_Dataset records_:
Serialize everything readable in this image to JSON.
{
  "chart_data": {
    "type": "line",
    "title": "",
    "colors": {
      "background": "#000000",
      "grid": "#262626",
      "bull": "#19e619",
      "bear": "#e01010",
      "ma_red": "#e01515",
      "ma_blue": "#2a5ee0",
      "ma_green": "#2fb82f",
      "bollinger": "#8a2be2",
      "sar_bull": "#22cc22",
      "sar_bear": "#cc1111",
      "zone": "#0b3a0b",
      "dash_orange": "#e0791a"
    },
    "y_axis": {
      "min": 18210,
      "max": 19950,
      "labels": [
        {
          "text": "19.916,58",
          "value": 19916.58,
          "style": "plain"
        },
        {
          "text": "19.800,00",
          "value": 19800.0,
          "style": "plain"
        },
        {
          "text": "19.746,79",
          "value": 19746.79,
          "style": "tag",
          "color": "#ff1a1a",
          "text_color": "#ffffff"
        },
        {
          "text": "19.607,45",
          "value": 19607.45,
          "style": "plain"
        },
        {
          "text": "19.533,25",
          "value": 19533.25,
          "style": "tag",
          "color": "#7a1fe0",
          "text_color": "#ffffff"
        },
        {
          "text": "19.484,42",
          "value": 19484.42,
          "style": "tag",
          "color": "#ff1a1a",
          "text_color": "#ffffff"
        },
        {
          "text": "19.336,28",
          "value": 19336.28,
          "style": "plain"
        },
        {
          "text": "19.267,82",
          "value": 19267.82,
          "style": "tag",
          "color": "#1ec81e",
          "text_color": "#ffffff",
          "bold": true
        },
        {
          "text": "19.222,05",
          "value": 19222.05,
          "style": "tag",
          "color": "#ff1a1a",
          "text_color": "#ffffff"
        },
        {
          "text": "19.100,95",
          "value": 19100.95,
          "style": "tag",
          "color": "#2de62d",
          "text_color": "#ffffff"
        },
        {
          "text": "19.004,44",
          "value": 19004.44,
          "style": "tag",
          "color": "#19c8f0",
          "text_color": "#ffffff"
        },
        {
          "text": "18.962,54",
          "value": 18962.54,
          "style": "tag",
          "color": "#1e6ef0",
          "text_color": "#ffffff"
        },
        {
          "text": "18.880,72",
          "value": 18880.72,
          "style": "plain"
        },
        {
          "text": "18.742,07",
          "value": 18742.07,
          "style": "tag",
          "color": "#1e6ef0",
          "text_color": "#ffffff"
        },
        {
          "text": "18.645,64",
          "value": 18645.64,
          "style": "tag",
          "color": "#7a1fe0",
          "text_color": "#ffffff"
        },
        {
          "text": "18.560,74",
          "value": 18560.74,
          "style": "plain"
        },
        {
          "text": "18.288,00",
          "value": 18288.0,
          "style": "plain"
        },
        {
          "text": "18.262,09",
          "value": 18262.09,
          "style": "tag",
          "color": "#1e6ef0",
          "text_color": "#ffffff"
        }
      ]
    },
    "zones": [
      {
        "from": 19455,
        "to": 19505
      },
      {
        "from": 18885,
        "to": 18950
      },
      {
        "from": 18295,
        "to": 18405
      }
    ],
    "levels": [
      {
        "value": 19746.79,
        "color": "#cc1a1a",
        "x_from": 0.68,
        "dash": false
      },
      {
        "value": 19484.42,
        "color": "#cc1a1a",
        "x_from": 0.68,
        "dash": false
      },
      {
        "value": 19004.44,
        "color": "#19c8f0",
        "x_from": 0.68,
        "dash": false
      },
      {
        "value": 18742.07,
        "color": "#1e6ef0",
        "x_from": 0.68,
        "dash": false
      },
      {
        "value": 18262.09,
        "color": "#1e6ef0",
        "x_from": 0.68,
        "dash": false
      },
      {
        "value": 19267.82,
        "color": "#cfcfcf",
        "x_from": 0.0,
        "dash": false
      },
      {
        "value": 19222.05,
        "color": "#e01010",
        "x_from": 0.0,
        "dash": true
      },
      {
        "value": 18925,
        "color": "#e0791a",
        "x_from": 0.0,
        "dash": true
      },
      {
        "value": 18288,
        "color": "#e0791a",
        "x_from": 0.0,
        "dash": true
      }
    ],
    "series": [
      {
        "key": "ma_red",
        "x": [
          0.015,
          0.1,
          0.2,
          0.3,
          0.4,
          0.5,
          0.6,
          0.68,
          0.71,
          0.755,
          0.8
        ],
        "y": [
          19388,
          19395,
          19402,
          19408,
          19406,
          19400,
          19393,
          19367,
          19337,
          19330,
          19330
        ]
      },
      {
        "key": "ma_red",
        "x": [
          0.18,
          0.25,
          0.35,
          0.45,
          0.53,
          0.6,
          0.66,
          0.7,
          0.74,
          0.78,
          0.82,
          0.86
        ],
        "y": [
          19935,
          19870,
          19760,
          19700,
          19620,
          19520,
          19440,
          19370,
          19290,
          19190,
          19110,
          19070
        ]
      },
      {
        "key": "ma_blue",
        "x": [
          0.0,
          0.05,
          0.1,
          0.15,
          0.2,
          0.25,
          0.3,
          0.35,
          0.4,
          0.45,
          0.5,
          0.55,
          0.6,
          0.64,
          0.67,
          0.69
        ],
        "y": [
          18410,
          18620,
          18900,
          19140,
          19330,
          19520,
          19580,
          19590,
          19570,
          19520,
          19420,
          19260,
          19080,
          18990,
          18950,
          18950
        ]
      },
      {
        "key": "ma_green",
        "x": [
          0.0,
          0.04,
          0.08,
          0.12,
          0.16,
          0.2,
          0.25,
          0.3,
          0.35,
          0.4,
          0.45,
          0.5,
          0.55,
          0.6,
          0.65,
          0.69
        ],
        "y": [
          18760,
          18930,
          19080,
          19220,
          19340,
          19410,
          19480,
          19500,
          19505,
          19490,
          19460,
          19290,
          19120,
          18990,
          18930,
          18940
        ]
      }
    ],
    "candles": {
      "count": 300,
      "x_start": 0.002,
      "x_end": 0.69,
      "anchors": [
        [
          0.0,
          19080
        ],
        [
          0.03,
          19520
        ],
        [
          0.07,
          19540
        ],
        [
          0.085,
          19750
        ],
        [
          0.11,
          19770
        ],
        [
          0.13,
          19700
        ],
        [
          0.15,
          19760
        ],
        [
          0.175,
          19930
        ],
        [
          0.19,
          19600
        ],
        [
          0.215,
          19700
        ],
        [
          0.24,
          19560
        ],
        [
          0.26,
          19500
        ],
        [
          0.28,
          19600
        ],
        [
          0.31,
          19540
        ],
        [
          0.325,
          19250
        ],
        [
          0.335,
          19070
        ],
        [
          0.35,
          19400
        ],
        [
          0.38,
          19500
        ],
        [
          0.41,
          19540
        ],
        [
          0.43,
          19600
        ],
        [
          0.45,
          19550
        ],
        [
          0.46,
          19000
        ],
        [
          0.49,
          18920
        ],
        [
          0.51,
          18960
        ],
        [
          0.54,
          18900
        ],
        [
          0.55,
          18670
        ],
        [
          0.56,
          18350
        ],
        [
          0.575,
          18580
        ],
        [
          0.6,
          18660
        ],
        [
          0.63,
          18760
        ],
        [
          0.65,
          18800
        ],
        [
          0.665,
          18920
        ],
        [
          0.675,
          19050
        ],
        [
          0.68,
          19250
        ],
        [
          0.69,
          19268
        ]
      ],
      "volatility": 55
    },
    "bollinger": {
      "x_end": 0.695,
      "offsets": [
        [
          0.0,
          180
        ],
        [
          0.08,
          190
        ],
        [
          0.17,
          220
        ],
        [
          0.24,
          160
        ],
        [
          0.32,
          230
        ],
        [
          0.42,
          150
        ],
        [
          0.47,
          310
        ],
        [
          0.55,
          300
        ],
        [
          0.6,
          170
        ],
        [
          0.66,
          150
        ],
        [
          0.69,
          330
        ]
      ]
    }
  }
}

_What is expected_: Output every record above exactly as it appears.

_The output_:
Serialize everything readable in this image to JSON.
{
  "chart_data": {
    "type": "line",
    "title": "",
    "colors": {
      "background": "#000000",
      "grid": "#262626",
      "bull": "#19e619",
      "bear": "#e01010",
      "ma_red": "#e01515",
      "ma_blue": "#2a5ee0",
      "ma_green": "#2fb82f",
      "bollinger": "#8a2be2",
      "sar_bull": "#22cc22",
      "sar_bear": "#cc1111",
      "zone": "#0b3a0b",
      "dash_orange": "#e0791a"
    },
    "y_axis": {
      "min": 18210,
      "max": 19950,
      "labels": [
        {
          "text": "19.916,58",
          "value": 19916.58,
          "style": "plain"
        },
        {
          "text": "19.800,00",
          "value": 19800.0,
          "style": "plain"
        },
        {
          "text": "19.746,79",
          "value": 19746.79,
          "style": "tag",
          "color": "#ff1a1a",
          "text_color": "#ffffff"
        },
        {
          "text": "19.607,45",
          "value": 19607.45,
          "style": "plain"
        },
        {
          "text": "19.533,25",
          "value": 19533.25,
          "style": "tag",
          "color": "#7a1fe0",
          "text_color": "#ffffff"
        },
        {
          "text": "19.484,42",
          "value": 19484.42,
          "style": "tag",
          "color": "#ff1a1a",
          "text_color": "#ffffff"
        },
        {
          "text": "19.336,28",
          "value": 19336.28,
          "style": "plain"
        },
        {
          "text": "19.267,82",
          "value": 19267.82,
          "style": "tag",
          "color": "#1ec81e",
          "text_color": "#ffffff",
          "bold": true
        },
        {
          "text": "19.222,05",
          "value": 19222.05,
          "style": "tag",
          "color": "#ff1a1a",
          "text_color": "#ffffff"
        },
        {
          "text": "19.100,95",
          "value": 19100.95,
          "style": "tag",
          "color": "#2de62d",
          "text_color": "#ffffff"
        },
        {
          "text": "19.004,44",
          "value": 19004.44,
          "style": "tag",
          "color": "#19c8f0",
          "text_color": "#ffffff"
        },
        {
          "text": "18.962,54",
          "value": 18962.54,
          "style": "tag",
          "color": "#1e6ef0",
          "text_color": "#ffffff"
        },
        {
          "text": "18.880,72",
          "value": 18880.72,
          "style": "plain"
        },
        {
          "text": "18.742,07",
          "value": 18742.07,
          "style": "tag",
          "color": "#1e6ef0",
          "text_color": "#ffffff"
        },
        {
          "text": "18.645,64",
          "value": 18645.64,
          "style": "tag",
          "color": "#7a1fe0",
          "text_color": "#ffffff"
        },
        {
          "text": "18.560,74",
          "value": 18560.74,
          "style": "plain"
        },
        {
          "text": "18.288,00",
          "value": 18288.0,
          "style": "plain"
        },
        {
          "text": "18.262,09",
          "value": 18262.09,
          "style": "tag",
          "color": "#1e6ef0",
          "text_color": "#ffffff"
        }
      ]
    },
    "zones": [
      {
        "from": 19455,
        "to": 19505
      },
      {
        "from": 18885,
        "to": 18950
      },
      {
        "from": 18295,
        "to": 18405
      }
    ],
    "levels": [
      {
        "value": 19746.79,
        "color": "#cc1a1a",
        "x_from": 0.68,
        "dash": false
      },
      {
        "value": 19484.42,
        "color": "#cc1a1a",
        "x_from": 0.68,
        "dash": false
      },
      {
        "value": 19004.44,
        "color": "#19c8f0",
        "x_from": 0.68,
        "dash": false
      },
      {
        "value": 18742.07,
        "color": "#1e6ef0",
        "x_from": 0.68,
        "dash": false
      },
      {
        "value": 18262.09,
        "color": "#1e6ef0",
        "x_from": 0.68,
        "dash": false
      },
      {
        "value": 19267.82,
        "color": "#cfcfcf",
        "x_from": 0.0,
        "dash": false
      },
      {
        "value": 19222.05,
        "color": "#e01010",
        "x_from": 0.0,
        "dash": true
      },
      {
        "value": 18925,
        "color": "#e0791a",
        "x_from": 0.0,
        "dash": true
      },
      {
        "value": 18288,
        "color": "#e0791a",
        "x_from": 0.0,
        "dash": true
      }
    ],
    "series": [
      {
        "key": "ma_red",
        "x": [
          0.015,
          0.1,
          0.2,
          0.3,
          0.4,
          0.5,
          0.6,
          0.68,
          0.71,
          0.755,
          0.8
        ],
        "y": [
          19388,
          19395,
          19402,
          19408,
          19406,
          19400,
          19393,
          19367,
          19337,
          19330,
          19330
        ]
      },
      {
        "key": "ma_red",
        "x": [
          0.18,
          0.25,
          0.35,
          0.45,
          0.53,
          0.6,
          0.66,
          0.7,
          0.74,
          0.78,
          0.82,
          0.86
        ],
        "y": [
          19935,
          19870,
          19760,
          19700,
          19620,
          19520,
          19440,
          19370,
          19290,
          19190,
          19110,
          19070
        ]
      },
      {
        "key": "ma_blue",
        "x": [
          0.0,
          0.05,
          0.1,
          0.15,
          0.2,
          0.25,
          0.3,
          0.35,
          0.4,
          0.45,
          0.5,
          0.55,
          0.6,
          0.64,
          0.67,
          0.69
        ],
        "y": [
          18410,
          18620,
          18900,
          19140,
          19330,
          19520,
          19580,
          19590,
          19570,
          19520,
          19420,
          19260,
          19080,
          18990,
          18950,
          18950
        ]
      },
      {
        "key": "ma_green",
        "x": [
          0.0,
          0.04,
          0.08,
          0.12,
          0.16,
          0.2,
          0.25,
          0.3,
          0.35,
          0.4,
          0.45,
          0.5,
          0.55,
          0.6,
          0.65,
          0.69
        ],
        "y": [
          18760,
          18930,
          19080,
          19220,
          19340,
          19410,
          19480,
          19500,
          19505,
          19490,
          19460,
          19290,
          19120,
          18990,
          18930,
          18940
        ]
      }
    ],
    "candles": {
      "count": 300,
      "x_start": 0.002,
      "x_end": 0.69,
      "anchors": [
        [
          0.0,
          19080
        ],
        [
          0.03,
          19520
        ],
        [
          0.07,
          19540
        ],
        [
          0.085,
          19750
        ],
        [
          0.11,
          19770
        ],
        [
          0.13,
          19700
        ],
        [
          0.15,
          19760
        ],
        [
          0.175,
          19930
        ],
        [
          0.19,
          19600
        ],
        [
          0.215,
          19700
        ],
        [
          0.24,
          19560
        ],
        [
          0.26,
          19500
        ],
        [
          0.28,
          19600
        ],
        [
          0.31,
          19540
        ],
        [
          0.325,
          19250
        ],
        [
          0.335,
          19070
        ],
        [
          0.35,
          19400
        ],
        [
          0.38,
          19500
        ],
        [
          0.41,
          19540
        ],
        [
          0.43,
          19600
        ],
        [
          0.45,
          19550
        ],
        [
          0.46,
          19000
        ],
        [
          0.49,
          18920
        ],
        [
          0.51,
          18960
        ],
        [
          0.54,
          18900
        ],
        [
          0.55,
          18670
        ],
        [
          0.56,
          18350
        ],
        [
          0.575,
          18580
        ],
        [
          0.6,
          18660
        ],
        [
          0.63,
          18760
        ],
        [
          0.65,
          18800
        ],
        [
          0.665,
          18920
        ],
        [
          0.675,
          19050
        ],
        [
          0.68,
          19250
        ],
        [
          0.69,
          19268
        ]
      ],
      "volatility": 55
    },
    "bollinger": {
      "x_end": 0.695,
      "offsets": [
        [
          0.0,
          180
        ],
        [
          0.08,
          190
        ],
        [
          0.17,
          220
        ],
        [
          0.24,
          160
        ],
        [
          0.32,
          230
        ],
        [
          0.42,
          150
        ],
        [
          0.47,
          310
        ],
        [
          0.55,
          300
        ],
        [
          0.6,
          170
        ],
        [
          0.66,
          150
        ],
        [
          0.69,
          330
        ]
      ]
    }
  }
}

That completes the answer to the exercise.